2009 by Robin Densmore Fuson
A most devastating year—2009.
My husband’s health had been going downhill for quite awhile. I told him for years that something was wrong but he ignored me. A typical response.
In 2003, David and I moved our newly married daughter to Florida and decided to make it a vacation and play at Disney. During that trip, I noticed the changes in David’s physical activities and abilities. I remember what I said. “David I think you have diabetes and you need to get it checked as soon as we get home.”
“I had it checked and I’m fine.” David said.
“That was a few years ago. Rechecking it will not hurt.”
I’m grateful for once, he decided to take my advice. The doctor said he came in just in time. We changed his diet and he got it under control. For awhile anyway. He never did like to follow rules.
In February 2008, his abdomen got so bloated he could only wear sweat pants and cram his swollen feet into slippers, to go to the doctor to find out what was wrong.
He called me from the hospital.

- [Data excerpts]
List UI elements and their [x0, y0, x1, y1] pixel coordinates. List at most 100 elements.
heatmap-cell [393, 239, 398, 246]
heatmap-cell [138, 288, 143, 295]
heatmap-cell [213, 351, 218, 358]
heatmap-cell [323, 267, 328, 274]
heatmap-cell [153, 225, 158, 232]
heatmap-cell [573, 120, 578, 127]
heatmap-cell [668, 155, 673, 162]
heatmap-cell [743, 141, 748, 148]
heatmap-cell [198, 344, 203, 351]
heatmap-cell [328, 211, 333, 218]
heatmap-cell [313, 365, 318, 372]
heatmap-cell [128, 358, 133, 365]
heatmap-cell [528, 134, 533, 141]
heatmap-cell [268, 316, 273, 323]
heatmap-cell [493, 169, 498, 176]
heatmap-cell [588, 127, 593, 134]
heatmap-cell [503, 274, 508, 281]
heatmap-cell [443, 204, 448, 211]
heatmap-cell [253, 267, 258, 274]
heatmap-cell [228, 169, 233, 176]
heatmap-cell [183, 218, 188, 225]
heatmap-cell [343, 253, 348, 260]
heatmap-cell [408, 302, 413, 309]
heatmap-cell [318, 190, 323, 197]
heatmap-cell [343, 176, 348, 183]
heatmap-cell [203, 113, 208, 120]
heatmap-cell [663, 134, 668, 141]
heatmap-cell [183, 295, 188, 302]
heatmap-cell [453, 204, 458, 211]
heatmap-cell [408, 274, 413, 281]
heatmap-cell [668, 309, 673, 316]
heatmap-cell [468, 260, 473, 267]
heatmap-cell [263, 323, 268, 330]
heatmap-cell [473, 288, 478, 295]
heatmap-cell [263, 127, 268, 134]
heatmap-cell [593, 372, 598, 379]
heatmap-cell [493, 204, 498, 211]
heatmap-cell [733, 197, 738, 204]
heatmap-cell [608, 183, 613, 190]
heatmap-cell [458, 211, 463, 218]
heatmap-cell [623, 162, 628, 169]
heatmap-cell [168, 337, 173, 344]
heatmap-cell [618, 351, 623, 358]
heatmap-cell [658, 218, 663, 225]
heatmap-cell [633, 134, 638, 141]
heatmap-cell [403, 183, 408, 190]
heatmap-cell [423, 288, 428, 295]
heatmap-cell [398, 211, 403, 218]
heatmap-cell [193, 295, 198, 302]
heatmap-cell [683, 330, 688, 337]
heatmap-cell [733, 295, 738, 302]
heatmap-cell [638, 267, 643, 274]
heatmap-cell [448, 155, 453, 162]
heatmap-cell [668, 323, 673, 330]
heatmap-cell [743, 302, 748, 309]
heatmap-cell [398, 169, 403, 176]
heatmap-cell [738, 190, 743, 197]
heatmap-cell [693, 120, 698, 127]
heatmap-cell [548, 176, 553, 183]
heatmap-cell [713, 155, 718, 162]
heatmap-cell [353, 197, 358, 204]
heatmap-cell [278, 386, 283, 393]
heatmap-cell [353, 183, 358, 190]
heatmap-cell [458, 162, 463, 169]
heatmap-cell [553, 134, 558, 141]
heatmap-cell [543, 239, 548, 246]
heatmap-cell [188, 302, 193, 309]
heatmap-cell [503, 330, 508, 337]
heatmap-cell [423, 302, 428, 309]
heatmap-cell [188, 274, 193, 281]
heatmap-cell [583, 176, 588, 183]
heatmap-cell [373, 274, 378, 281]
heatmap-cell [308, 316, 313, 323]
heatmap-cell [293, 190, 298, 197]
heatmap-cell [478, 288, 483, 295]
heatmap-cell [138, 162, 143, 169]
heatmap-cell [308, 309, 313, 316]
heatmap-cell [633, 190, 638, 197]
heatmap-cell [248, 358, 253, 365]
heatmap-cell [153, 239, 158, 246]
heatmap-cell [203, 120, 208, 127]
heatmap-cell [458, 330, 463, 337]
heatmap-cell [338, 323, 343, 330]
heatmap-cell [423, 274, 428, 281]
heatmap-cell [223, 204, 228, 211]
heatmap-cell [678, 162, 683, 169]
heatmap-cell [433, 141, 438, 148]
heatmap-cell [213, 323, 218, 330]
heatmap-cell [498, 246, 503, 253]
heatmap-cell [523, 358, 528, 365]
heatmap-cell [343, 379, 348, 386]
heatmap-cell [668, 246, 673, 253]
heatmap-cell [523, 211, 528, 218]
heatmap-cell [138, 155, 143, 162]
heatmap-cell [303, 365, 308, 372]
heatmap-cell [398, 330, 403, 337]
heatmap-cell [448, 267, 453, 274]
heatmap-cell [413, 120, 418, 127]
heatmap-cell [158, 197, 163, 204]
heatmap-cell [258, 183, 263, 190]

- [What this exercise asks]
1. In the account of the year 2009, why did David go to the doctor in sweat pants and slippers? Answer in one to three sentences.
2. Carry the account of the year 2009 forward, starting after the line in which David calls from the hospital.

- [Exercise answers]
1. His abdomen had become so bloated that sweat pants were all he could wear. His feet were so swollen that he had to cram them into slippers.

2.
He had hemochromatosis, a blood disease where your body doesn’t know what to do with iron, from foods, and stuffs it into organs like the liver, kidneys, and others, even the brain. The answer is a diet change and bloodletting. Also, they tapped his belly to pull water out and got rewarded with 2 liters, that first time.
In April 2009, he was again in the hospital. He had been patched up numerous times in the last year. He refused to follow the doctor’s prescribed diet and regulations. I had to call the paramedics often for diabetic comas and he got Encephalopathy which made him act as if he had Alzheimer’s.
With my family gathered and his father on the phone, we made the extremely hard decision to let him pass on to eternity. He was forty-eight years old.
We were blessed with our seventh grandchild in 2007. Little did I know how soon we would have to give her back to the Lord. Eliana was born with an extremely rare metabolic disease. So rare, that medical books were written because of her life.
Throughout her first and second years, during hospital stays, Eliana’s giggle brought the nurses to peek in to see the sweet girl, whom hours earlier, had been writhing in pain. All of us were too well known at Children’s Hospital. Her little body crashed more times than I want to think about. Therefore, her eyes only detected shadows and she never walked. She could power her wheelchair by pushing the wheels mostly in circles as one side was a bit stronger than the other. In one long stint in the hospital, she forgot how to speak the few words she had learned.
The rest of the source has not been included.